Task details - Give the number of lines holding the string "yönelik" and nothing more.

## START Data for this exercise

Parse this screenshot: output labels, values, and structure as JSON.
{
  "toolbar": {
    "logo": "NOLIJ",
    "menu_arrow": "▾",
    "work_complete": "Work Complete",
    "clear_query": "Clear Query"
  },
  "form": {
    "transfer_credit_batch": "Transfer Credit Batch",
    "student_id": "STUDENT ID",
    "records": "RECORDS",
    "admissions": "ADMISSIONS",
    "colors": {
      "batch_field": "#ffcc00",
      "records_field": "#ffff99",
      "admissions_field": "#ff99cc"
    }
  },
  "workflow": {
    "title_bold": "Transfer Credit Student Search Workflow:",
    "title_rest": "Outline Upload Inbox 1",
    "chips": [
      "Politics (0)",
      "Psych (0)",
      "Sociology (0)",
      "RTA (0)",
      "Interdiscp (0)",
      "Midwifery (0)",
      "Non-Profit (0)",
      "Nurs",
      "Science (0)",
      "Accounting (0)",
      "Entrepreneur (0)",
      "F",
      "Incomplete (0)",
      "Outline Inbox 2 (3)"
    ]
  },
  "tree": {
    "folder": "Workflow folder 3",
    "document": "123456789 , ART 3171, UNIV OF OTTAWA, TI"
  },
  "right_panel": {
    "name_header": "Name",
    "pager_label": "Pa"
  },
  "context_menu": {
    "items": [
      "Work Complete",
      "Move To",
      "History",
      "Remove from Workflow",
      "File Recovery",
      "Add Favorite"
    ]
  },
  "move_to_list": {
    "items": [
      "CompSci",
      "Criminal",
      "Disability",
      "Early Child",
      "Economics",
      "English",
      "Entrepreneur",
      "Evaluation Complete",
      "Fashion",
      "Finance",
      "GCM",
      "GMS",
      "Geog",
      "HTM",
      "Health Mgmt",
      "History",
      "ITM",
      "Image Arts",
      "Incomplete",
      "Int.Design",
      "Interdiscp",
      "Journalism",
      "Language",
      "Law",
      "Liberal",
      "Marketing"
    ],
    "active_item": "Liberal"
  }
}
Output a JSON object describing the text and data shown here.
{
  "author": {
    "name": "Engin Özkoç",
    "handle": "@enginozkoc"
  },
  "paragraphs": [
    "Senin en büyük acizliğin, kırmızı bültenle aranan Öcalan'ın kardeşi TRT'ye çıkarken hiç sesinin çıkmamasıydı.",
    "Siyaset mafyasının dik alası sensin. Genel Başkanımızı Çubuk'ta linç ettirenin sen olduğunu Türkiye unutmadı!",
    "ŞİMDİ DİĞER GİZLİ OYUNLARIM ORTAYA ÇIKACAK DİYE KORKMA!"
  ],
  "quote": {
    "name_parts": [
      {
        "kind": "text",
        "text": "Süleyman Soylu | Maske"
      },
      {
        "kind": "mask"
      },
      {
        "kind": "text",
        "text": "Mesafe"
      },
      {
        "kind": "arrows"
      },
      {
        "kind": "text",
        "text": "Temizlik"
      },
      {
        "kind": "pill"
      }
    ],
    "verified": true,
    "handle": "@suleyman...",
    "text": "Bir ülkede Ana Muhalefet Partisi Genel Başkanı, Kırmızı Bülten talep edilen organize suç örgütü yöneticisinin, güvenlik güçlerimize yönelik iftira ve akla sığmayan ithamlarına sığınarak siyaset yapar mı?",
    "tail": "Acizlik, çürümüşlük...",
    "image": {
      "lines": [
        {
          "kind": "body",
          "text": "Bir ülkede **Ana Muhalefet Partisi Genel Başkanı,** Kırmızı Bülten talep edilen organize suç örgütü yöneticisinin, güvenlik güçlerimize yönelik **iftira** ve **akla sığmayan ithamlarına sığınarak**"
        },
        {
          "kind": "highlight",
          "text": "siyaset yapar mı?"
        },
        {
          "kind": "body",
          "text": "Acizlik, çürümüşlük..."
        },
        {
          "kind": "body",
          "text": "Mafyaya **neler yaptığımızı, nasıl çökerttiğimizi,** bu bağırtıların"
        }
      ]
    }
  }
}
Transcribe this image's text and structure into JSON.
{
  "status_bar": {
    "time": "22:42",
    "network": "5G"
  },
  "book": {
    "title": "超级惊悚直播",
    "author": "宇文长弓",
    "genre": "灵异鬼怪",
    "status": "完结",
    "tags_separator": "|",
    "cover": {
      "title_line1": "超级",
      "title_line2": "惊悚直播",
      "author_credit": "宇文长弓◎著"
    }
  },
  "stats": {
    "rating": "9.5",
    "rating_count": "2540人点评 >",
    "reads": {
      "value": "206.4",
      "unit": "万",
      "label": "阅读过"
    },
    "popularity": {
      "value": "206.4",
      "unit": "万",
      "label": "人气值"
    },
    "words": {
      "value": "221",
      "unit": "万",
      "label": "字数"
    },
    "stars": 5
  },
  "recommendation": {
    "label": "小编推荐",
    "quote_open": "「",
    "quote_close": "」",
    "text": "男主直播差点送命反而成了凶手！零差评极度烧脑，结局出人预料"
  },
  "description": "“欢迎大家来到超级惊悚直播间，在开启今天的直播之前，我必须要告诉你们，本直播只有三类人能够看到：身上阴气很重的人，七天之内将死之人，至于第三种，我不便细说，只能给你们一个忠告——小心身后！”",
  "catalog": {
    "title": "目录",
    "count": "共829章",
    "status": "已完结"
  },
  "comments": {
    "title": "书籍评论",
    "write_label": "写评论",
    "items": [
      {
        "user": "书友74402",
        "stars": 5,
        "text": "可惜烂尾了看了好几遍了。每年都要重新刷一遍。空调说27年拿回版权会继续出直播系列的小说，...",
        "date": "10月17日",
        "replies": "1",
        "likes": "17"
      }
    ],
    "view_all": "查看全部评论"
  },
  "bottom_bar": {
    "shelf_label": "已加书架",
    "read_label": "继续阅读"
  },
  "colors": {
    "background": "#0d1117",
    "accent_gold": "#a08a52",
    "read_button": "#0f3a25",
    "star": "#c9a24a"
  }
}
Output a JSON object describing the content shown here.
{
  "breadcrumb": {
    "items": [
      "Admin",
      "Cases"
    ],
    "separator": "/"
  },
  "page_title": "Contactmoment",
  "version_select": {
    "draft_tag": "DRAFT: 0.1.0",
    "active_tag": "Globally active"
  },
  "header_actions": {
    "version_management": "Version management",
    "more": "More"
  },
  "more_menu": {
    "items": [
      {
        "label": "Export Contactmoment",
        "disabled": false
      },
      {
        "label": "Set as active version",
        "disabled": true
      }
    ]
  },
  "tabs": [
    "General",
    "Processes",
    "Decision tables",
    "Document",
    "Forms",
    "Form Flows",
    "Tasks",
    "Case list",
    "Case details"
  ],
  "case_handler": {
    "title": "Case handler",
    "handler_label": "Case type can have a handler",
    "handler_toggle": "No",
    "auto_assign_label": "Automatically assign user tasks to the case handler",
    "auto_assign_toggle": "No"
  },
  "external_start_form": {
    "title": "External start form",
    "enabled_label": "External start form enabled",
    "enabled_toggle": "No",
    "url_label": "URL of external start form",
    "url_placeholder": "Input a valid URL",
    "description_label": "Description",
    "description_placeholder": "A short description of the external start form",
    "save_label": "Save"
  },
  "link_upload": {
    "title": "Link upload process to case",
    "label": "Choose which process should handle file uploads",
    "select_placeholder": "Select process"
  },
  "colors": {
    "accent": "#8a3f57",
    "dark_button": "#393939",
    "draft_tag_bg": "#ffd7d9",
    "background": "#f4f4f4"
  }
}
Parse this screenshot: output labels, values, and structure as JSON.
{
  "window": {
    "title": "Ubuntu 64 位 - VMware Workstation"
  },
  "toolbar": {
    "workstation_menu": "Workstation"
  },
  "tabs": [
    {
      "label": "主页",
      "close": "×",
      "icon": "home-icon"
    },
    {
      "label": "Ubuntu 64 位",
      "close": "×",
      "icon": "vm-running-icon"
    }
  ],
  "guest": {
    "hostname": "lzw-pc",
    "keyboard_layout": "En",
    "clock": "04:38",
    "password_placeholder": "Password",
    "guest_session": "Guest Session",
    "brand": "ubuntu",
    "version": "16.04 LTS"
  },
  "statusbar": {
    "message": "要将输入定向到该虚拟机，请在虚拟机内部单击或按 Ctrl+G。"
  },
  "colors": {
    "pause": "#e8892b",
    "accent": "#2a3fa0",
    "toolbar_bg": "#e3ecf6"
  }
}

## END Data for this exercise

Expected output - 2